* **Given request**: Read the material below and tally how many lines hold the word "Normal", giving the number and nothing else.

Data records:
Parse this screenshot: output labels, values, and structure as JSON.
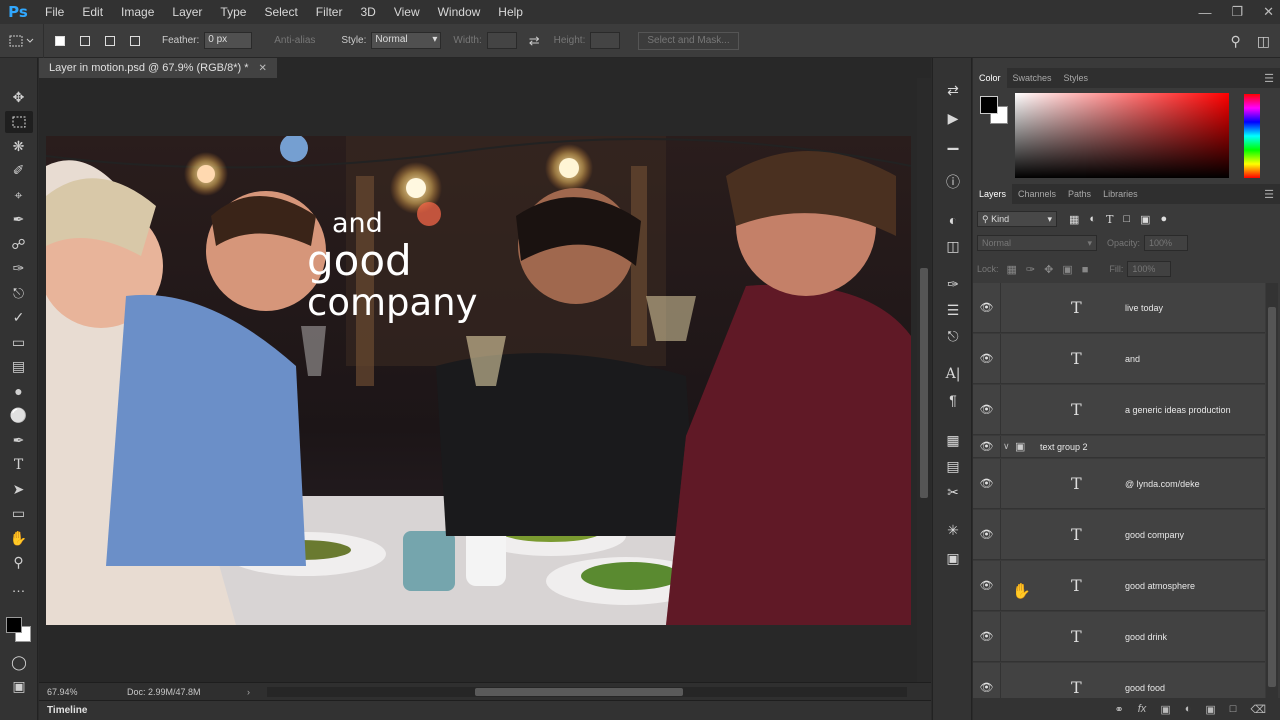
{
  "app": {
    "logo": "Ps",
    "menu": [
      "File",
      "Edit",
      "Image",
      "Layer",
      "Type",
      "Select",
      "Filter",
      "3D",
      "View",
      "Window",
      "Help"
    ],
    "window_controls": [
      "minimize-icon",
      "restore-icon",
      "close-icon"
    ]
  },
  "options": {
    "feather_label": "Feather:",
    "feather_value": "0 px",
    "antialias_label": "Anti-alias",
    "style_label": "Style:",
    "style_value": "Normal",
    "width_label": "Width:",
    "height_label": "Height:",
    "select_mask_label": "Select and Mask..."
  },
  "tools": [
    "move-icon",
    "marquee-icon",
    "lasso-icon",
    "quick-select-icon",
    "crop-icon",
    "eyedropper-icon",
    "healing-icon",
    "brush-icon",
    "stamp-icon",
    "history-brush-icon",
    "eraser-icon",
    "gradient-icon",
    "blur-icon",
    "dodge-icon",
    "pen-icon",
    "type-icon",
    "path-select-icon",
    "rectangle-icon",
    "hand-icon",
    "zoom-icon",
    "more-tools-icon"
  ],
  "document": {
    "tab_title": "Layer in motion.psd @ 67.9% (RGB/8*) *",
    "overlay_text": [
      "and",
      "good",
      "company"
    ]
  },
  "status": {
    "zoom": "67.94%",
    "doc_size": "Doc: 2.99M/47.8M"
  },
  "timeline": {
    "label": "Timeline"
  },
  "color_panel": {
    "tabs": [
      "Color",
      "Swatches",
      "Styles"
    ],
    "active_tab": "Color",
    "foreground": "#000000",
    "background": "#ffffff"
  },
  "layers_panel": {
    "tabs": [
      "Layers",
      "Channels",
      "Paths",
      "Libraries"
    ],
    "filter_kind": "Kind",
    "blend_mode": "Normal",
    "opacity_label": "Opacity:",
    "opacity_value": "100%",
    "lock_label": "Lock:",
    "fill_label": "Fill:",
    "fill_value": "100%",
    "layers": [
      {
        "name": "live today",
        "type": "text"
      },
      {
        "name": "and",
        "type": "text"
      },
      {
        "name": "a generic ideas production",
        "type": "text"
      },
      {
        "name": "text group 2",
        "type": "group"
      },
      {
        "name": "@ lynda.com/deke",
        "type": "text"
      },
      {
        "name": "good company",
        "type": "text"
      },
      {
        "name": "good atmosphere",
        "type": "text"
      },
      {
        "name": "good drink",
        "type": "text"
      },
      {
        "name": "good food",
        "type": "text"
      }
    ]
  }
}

* **Solution to the exercise**: 2